Records that describe figures:
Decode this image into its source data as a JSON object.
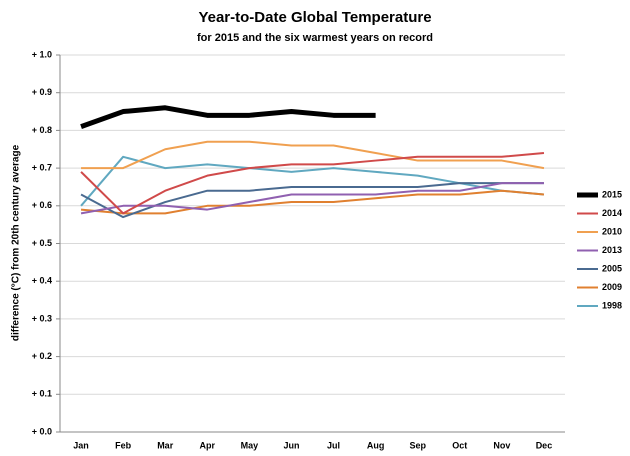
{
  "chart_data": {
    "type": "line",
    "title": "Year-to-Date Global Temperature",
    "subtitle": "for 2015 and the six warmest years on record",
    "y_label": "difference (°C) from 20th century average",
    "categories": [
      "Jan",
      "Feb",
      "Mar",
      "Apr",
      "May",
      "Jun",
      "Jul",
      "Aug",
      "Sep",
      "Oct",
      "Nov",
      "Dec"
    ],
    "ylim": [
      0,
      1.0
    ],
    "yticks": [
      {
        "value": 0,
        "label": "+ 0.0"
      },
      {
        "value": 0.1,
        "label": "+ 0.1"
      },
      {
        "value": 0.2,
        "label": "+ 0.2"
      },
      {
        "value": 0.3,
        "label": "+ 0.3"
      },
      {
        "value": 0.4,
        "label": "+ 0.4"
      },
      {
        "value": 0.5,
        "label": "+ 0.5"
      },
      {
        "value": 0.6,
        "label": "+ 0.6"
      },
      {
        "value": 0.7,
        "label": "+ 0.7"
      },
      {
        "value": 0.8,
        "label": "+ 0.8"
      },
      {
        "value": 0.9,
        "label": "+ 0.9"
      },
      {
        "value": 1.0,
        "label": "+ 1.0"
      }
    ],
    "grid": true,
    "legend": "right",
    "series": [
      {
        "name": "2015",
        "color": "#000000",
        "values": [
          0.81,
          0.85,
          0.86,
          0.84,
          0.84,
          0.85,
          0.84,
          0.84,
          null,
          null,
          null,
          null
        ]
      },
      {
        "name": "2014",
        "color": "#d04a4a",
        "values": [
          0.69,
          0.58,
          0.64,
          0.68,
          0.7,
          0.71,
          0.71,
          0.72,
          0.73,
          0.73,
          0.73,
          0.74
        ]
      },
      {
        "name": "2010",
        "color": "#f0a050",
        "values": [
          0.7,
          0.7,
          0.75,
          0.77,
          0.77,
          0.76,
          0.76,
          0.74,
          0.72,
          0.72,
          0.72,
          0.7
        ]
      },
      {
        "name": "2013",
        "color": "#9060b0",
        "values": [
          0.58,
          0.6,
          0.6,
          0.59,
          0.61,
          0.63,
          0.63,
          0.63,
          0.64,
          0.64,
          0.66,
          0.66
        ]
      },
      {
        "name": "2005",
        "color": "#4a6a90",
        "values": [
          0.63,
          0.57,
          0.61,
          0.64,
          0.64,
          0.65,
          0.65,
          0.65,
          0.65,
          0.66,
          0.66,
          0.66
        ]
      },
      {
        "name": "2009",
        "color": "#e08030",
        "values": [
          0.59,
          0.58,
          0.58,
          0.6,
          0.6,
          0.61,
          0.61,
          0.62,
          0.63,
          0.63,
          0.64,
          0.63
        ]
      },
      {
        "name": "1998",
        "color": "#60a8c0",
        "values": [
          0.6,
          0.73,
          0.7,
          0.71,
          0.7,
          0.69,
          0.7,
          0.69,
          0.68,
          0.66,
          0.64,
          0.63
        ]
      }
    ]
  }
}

EXERCISE INSTRUCTIONS: Quote the material in full and exactly; do not carry over its pictures.

RESULT BELOW:
Decode this image into its source data as a JSON object.
{
  "chart_data": {
    "type": "line",
    "title": "Year-to-Date Global Temperature",
    "subtitle": "for 2015 and the six warmest years on record",
    "y_label": "difference (°C) from 20th century average",
    "categories": [
      "Jan",
      "Feb",
      "Mar",
      "Apr",
      "May",
      "Jun",
      "Jul",
      "Aug",
      "Sep",
      "Oct",
      "Nov",
      "Dec"
    ],
    "ylim": [
      0,
      1.0
    ],
    "yticks": [
      {
        "value": 0,
        "label": "+ 0.0"
      },
      {
        "value": 0.1,
        "label": "+ 0.1"
      },
      {
        "value": 0.2,
        "label": "+ 0.2"
      },
      {
        "value": 0.3,
        "label": "+ 0.3"
      },
      {
        "value": 0.4,
        "label": "+ 0.4"
      },
      {
        "value": 0.5,
        "label": "+ 0.5"
      },
      {
        "value": 0.6,
        "label": "+ 0.6"
      },
      {
        "value": 0.7,
        "label": "+ 0.7"
      },
      {
        "value": 0.8,
        "label": "+ 0.8"
      },
      {
        "value": 0.9,
        "label": "+ 0.9"
      },
      {
        "value": 1.0,
        "label": "+ 1.0"
      }
    ],
    "grid": true,
    "legend": "right",
    "series": [
      {
        "name": "2015",
        "color": "#000000",
        "values": [
          0.81,
          0.85,
          0.86,
          0.84,
          0.84,
          0.85,
          0.84,
          0.84,
          null,
          null,
          null,
          null
        ]
      },
      {
        "name": "2014",
        "color": "#d04a4a",
        "values": [
          0.69,
          0.58,
          0.64,
          0.68,
          0.7,
          0.71,
          0.71,
          0.72,
          0.73,
          0.73,
          0.73,
          0.74
        ]
      },
      {
        "name": "2010",
        "color": "#f0a050",
        "values": [
          0.7,
          0.7,
          0.75,
          0.77,
          0.77,
          0.76,
          0.76,
          0.74,
          0.72,
          0.72,
          0.72,
          0.7
        ]
      },
      {
        "name": "2013",
        "color": "#9060b0",
        "values": [
          0.58,
          0.6,
          0.6,
          0.59,
          0.61,
          0.63,
          0.63,
          0.63,
          0.64,
          0.64,
          0.66,
          0.66
        ]
      },
      {
        "name": "2005",
        "color": "#4a6a90",
        "values": [
          0.63,
          0.57,
          0.61,
          0.64,
          0.64,
          0.65,
          0.65,
          0.65,
          0.65,
          0.66,
          0.66,
          0.66
        ]
      },
      {
        "name": "2009",
        "color": "#e08030",
        "values": [
          0.59,
          0.58,
          0.58,
          0.6,
          0.6,
          0.61,
          0.61,
          0.62,
          0.63,
          0.63,
          0.64,
          0.63
        ]
      },
      {
        "name": "1998",
        "color": "#60a8c0",
        "values": [
          0.6,
          0.73,
          0.7,
          0.71,
          0.7,
          0.69,
          0.7,
          0.69,
          0.68,
          0.66,
          0.64,
          0.63
        ]
      }
    ]
  }
}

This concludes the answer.